Copy the lines below word for word, starting with the first one and stopping after the line that contains "exit-running-man-glyph bbox=[84, 270, 98, 289]".
• • •
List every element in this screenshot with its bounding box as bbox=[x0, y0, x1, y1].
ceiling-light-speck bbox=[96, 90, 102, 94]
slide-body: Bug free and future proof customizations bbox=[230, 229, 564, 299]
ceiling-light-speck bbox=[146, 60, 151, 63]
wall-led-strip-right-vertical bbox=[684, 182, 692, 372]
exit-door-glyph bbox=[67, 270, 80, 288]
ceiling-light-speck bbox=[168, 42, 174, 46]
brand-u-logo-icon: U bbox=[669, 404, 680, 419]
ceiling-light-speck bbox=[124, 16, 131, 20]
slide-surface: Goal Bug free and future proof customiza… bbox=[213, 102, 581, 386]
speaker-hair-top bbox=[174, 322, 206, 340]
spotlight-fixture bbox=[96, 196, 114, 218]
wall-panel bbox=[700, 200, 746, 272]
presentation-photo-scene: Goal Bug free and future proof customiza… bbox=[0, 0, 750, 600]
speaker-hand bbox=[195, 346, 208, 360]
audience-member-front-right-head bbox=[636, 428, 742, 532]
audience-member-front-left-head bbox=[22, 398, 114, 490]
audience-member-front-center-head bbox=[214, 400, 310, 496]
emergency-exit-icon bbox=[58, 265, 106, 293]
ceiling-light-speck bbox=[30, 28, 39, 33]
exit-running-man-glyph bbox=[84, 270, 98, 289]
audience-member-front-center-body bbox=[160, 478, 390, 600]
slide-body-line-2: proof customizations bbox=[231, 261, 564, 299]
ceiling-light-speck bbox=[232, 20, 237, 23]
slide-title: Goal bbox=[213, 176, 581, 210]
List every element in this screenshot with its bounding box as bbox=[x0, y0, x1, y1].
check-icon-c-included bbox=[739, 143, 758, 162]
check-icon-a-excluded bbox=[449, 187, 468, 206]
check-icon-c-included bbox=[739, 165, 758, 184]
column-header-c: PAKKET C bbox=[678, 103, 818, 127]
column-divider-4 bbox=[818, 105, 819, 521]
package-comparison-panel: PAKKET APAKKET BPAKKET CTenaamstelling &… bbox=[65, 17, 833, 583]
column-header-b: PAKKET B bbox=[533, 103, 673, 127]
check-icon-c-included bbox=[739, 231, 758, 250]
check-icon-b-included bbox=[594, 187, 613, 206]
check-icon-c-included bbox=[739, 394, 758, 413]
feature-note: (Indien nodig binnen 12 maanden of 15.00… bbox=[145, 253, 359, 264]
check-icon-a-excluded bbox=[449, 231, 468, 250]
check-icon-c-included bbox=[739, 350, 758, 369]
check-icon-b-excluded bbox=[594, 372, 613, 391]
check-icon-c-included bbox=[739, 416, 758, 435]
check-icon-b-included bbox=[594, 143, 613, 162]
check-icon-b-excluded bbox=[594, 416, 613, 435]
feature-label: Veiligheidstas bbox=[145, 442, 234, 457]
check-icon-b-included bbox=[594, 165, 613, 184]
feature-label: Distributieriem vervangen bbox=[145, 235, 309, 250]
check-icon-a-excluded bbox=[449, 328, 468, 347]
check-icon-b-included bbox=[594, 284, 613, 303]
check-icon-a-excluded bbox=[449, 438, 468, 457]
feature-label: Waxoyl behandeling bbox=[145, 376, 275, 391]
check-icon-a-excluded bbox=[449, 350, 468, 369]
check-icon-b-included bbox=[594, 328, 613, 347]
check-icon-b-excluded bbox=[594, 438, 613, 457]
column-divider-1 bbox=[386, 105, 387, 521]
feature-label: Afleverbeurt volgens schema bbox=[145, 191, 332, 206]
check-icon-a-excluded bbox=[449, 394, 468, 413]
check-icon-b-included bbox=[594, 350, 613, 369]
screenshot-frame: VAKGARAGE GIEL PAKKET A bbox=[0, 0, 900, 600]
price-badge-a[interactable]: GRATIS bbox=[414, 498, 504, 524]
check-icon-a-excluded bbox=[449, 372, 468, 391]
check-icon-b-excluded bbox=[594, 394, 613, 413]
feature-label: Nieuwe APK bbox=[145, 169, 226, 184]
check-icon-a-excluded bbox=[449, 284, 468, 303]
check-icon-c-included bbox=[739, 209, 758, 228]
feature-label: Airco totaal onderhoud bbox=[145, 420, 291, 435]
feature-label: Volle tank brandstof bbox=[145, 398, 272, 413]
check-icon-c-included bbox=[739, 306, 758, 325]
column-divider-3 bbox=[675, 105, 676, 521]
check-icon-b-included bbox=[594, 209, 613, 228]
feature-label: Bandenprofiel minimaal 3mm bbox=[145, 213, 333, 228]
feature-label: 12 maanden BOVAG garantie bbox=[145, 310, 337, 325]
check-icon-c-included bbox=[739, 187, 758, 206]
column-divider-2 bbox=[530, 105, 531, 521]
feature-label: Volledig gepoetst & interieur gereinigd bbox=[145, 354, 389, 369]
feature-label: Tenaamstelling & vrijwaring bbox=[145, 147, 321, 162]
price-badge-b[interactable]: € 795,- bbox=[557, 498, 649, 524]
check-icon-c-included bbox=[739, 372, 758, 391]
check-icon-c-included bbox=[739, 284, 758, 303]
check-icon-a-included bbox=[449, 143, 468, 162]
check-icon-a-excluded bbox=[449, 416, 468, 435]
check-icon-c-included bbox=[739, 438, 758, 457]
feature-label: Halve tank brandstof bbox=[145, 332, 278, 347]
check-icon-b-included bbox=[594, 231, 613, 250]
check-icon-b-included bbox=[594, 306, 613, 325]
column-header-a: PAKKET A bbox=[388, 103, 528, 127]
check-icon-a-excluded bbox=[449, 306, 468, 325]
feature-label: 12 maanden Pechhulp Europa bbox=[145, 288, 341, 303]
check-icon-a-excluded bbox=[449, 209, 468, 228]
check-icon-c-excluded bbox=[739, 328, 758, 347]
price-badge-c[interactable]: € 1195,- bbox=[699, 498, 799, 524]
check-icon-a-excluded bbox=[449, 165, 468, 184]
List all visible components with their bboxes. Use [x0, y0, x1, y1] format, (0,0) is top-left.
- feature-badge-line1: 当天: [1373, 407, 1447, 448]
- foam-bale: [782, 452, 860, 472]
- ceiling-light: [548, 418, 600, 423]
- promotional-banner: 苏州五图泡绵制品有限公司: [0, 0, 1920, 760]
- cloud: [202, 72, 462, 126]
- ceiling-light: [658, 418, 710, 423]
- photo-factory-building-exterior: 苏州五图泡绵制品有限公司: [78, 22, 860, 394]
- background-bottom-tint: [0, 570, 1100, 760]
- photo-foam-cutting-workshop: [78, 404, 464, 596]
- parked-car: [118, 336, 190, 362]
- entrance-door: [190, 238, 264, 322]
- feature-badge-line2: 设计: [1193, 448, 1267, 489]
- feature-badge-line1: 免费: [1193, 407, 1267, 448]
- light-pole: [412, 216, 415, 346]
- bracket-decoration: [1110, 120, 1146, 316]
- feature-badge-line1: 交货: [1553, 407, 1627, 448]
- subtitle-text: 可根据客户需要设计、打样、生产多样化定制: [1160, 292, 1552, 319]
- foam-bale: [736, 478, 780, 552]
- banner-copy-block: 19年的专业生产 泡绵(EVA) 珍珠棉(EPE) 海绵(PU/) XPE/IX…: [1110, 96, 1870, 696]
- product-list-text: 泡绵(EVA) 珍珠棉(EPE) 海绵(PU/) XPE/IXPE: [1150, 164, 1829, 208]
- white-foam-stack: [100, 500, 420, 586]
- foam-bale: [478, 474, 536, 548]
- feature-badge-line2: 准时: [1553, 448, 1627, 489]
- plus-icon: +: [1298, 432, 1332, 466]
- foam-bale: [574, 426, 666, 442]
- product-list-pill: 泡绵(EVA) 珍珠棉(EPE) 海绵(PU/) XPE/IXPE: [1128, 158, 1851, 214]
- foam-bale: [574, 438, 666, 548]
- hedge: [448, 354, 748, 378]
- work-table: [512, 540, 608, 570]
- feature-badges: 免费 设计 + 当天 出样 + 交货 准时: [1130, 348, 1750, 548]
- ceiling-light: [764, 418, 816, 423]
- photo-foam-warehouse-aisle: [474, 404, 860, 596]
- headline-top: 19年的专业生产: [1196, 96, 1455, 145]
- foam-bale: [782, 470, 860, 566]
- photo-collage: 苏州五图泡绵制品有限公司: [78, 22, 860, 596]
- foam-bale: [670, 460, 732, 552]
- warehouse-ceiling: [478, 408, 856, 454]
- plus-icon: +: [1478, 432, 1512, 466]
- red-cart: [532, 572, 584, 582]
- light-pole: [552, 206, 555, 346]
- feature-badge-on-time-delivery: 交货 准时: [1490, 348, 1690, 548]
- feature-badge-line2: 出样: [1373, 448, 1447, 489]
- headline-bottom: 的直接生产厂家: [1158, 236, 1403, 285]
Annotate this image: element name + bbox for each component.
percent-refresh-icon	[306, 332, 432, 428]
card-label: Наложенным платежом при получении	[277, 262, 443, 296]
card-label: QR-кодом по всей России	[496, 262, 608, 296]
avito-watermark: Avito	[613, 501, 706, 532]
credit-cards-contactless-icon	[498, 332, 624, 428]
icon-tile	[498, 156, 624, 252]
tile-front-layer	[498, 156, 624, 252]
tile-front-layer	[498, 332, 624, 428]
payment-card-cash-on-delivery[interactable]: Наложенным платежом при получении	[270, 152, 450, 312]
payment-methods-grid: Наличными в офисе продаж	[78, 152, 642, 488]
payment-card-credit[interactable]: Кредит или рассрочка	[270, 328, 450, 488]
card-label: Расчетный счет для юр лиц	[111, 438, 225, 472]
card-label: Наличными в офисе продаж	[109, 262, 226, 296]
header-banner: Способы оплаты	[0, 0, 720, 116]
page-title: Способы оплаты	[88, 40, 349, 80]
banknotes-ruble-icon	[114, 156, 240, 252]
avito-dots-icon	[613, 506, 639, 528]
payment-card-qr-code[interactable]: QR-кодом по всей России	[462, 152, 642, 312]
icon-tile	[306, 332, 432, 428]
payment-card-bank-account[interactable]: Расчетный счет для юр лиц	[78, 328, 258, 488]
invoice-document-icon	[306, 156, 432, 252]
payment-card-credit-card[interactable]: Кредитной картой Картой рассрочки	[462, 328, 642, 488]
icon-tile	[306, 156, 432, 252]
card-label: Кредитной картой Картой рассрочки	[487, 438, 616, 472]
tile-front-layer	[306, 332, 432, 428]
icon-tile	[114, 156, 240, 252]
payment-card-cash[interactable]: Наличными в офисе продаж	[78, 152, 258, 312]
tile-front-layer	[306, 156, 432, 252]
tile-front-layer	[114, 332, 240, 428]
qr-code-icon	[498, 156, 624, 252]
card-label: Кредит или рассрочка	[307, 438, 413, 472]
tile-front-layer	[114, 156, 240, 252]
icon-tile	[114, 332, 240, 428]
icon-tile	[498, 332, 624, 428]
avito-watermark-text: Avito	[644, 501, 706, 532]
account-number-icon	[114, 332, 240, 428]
• • •
__WRITTEN ANSWER__.
List every element in this screenshot with its bounding box as bbox=[x0, y0, x1, y1].
ceiling-light-speck bbox=[96, 90, 102, 94]
slide-body: Bug free and future proof customizations bbox=[230, 229, 564, 299]
ceiling-light-speck bbox=[146, 60, 151, 63]
wall-led-strip-right-vertical bbox=[684, 182, 692, 372]
exit-door-glyph bbox=[67, 270, 80, 288]
ceiling-light-speck bbox=[168, 42, 174, 46]
brand-u-logo-icon: U bbox=[669, 404, 680, 419]
ceiling-light-speck bbox=[124, 16, 131, 20]
slide-surface: Goal Bug free and future proof customiza… bbox=[213, 102, 581, 386]
speaker-hair-top bbox=[174, 322, 206, 340]
spotlight-fixture bbox=[96, 196, 114, 218]
wall-panel bbox=[700, 200, 746, 272]
presentation-photo-scene: Goal Bug free and future proof customiza… bbox=[0, 0, 750, 600]
speaker-hand bbox=[195, 346, 208, 360]
audience-member-front-right-head bbox=[636, 428, 742, 532]
audience-member-front-left-head bbox=[22, 398, 114, 490]
audience-member-front-center-head bbox=[214, 400, 310, 496]
emergency-exit-icon bbox=[58, 265, 106, 293]
ceiling-light-speck bbox=[30, 28, 39, 33]
exit-running-man-glyph bbox=[84, 270, 98, 289]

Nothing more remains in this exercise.